_Data for this task:_
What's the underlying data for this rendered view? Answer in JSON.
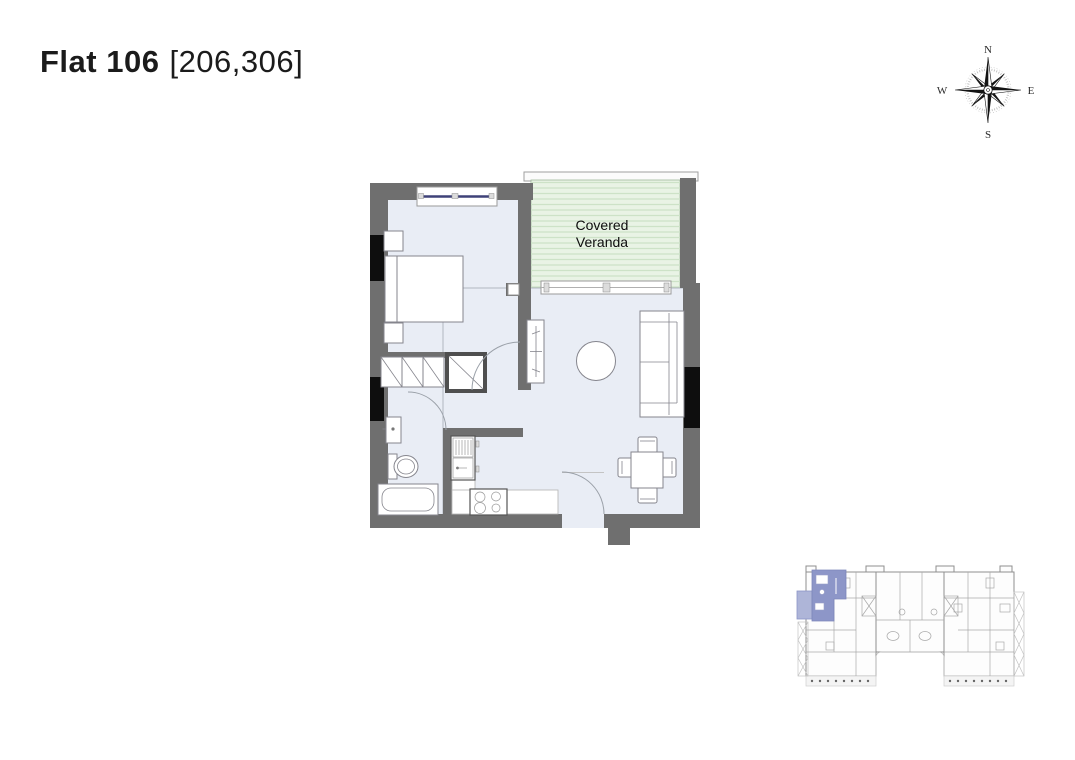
{
  "header": {
    "flat_name": "Flat 106",
    "unit_numbers": "[206,306]"
  },
  "floor_plan": {
    "veranda": {
      "line1": "Covered",
      "line2": "Veranda"
    }
  },
  "compass": {
    "n": "N",
    "e": "E",
    "s": "S",
    "w": "W"
  },
  "colors": {
    "ink": "#1b1b1b",
    "wall": "#6f6f6f",
    "wallblk": "#0e0e0e",
    "floor": "#e9edf5",
    "veranda": "#e9f3e5",
    "veranda_stripe": "#cde2c7",
    "window_accent": "#3f4278",
    "furn": "#85858d",
    "arc": "#9aa0a8",
    "highlight": "#8d96c8",
    "highlight_light": "#aeb5d8",
    "kp_line": "#a9a9a9"
  }
}
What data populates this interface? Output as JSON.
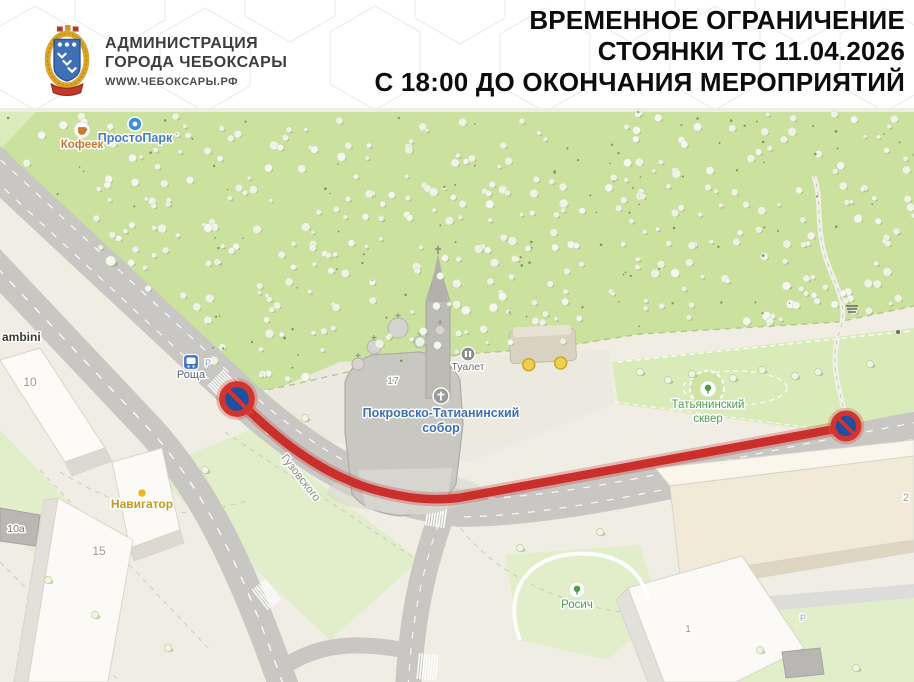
{
  "header": {
    "org_name_line1": "АДМИНИСТРАЦИЯ",
    "org_name_line2": "ГОРОДА ЧЕБОКСАРЫ",
    "org_site": "WWW.ЧЕБОКСАРЫ.РФ",
    "title_line1": "ВРЕМЕННОЕ ОГРАНИЧЕНИЕ",
    "title_line2": "СТОЯНКИ ТС 11.04.2026",
    "title_line3": "С 18:00 ДО ОКОНЧАНИЯ МЕРОПРИЯТИЙ"
  },
  "colors": {
    "map_bg": "#f0ede5",
    "park_green": "#cbe19e",
    "lawn_green": "#dfeec2",
    "road_gray": "#c8c7c4",
    "restriction_red": "#cb2f2c",
    "sign_blue": "#1f4f9e",
    "sign_ring_red": "#d23430",
    "building_white": "#fbfaf6",
    "building_beige": "#f1ead9",
    "cathedral_gray": "#c9c7c1"
  },
  "map": {
    "signs": [
      {
        "name": "no-parking-sign-left",
        "x": 237,
        "y": 399,
        "r": 16
      },
      {
        "name": "no-parking-sign-right",
        "x": 846,
        "y": 426,
        "r": 14
      }
    ],
    "labels": [
      {
        "name": "poi-gambini",
        "text": "ambini",
        "x": 2,
        "y": 341,
        "fill": "#3a3a38",
        "size": 12,
        "bold": true,
        "anchor": "start"
      },
      {
        "name": "poi-prostopark",
        "text": "ПростоПарк",
        "x": 135,
        "y": 142,
        "fill": "#3f7ec6",
        "size": 12.5,
        "bold": true,
        "icon": {
          "type": "circle",
          "cx": 135,
          "cy": 124
        }
      },
      {
        "name": "poi-kofeek",
        "text": "Кофеек",
        "x": 82,
        "y": 148,
        "fill": "#c8792a",
        "size": 11.5,
        "bold": true,
        "icon": {
          "type": "cup",
          "cx": 82,
          "cy": 130
        }
      },
      {
        "name": "transit-stop-roscha",
        "text": "Роща",
        "x": 191,
        "y": 378,
        "fill": "#55627a",
        "size": 11,
        "icon": {
          "type": "bus",
          "cx": 191,
          "cy": 362
        }
      },
      {
        "name": "parking-mark-roscha",
        "text": "Р",
        "x": 208,
        "y": 366,
        "fill": "#7f9cc9",
        "size": 9
      },
      {
        "name": "poi-sobor-line1",
        "text": "Покровско-Татианинский",
        "x": 441,
        "y": 417,
        "fill": "#3d6fb5",
        "size": 12.5,
        "bold": true,
        "icon": {
          "type": "cross",
          "cx": 441,
          "cy": 396
        }
      },
      {
        "name": "poi-sobor-line2",
        "text": "собор",
        "x": 441,
        "y": 432,
        "fill": "#3d6fb5",
        "size": 12.5,
        "bold": true
      },
      {
        "name": "poi-tualet",
        "text": "Туалет",
        "x": 468,
        "y": 370,
        "fill": "#6e6e6e",
        "size": 10.5,
        "icon": {
          "type": "wc",
          "cx": 468,
          "cy": 354
        }
      },
      {
        "name": "poi-skver-line1",
        "text": "Татьянинский",
        "x": 708,
        "y": 408,
        "fill": "#4f9d4f",
        "size": 11.5,
        "icon": {
          "type": "tree",
          "cx": 708,
          "cy": 389
        }
      },
      {
        "name": "poi-skver-line2",
        "text": "сквер",
        "x": 708,
        "y": 422,
        "fill": "#4f9d4f",
        "size": 11.5
      },
      {
        "name": "poi-navigator",
        "text": "Навигатор",
        "x": 142,
        "y": 508,
        "fill": "#c09a1a",
        "size": 12,
        "bold": true,
        "icon": {
          "type": "dot",
          "cx": 142,
          "cy": 493
        }
      },
      {
        "name": "poi-rosich",
        "text": "Росич",
        "x": 577,
        "y": 608,
        "fill": "#4f9d4f",
        "size": 11.5,
        "icon": {
          "type": "tree",
          "cx": 577,
          "cy": 590
        }
      },
      {
        "name": "street-guzovskogo",
        "text": "Гузовского",
        "x": 298,
        "y": 480,
        "fill": "#8a8880",
        "size": 11.5,
        "rotate": 52
      },
      {
        "name": "bldg-num-10",
        "text": "10",
        "x": 30,
        "y": 386,
        "fill": "#9c988e",
        "size": 12
      },
      {
        "name": "bldg-num-15",
        "text": "15",
        "x": 99,
        "y": 555,
        "fill": "#9c988e",
        "size": 12
      },
      {
        "name": "bldg-num-10a",
        "text": "10а",
        "x": 16,
        "y": 532,
        "fill": "#76746f",
        "size": 10.5
      },
      {
        "name": "bldg-num-17",
        "text": "17",
        "x": 393,
        "y": 384,
        "fill": "#8f8d86",
        "size": 10.5
      },
      {
        "name": "bldg-num-1",
        "text": "1",
        "x": 688,
        "y": 632,
        "fill": "#9c988e",
        "size": 10.5
      },
      {
        "name": "bldg-num-2",
        "text": "2",
        "x": 909,
        "y": 501,
        "fill": "#9c988e",
        "size": 11,
        "anchor": "end"
      },
      {
        "name": "parking-mark-strip",
        "text": "Р",
        "x": 803,
        "y": 621,
        "fill": "#8aa0c0",
        "size": 9
      }
    ]
  }
}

_Instructions to follow:_
Pick out the lines that have the word "skver". Copy them all.

_Expected output:_
        "name": "poi-skver-line1",
        "name": "poi-skver-line2",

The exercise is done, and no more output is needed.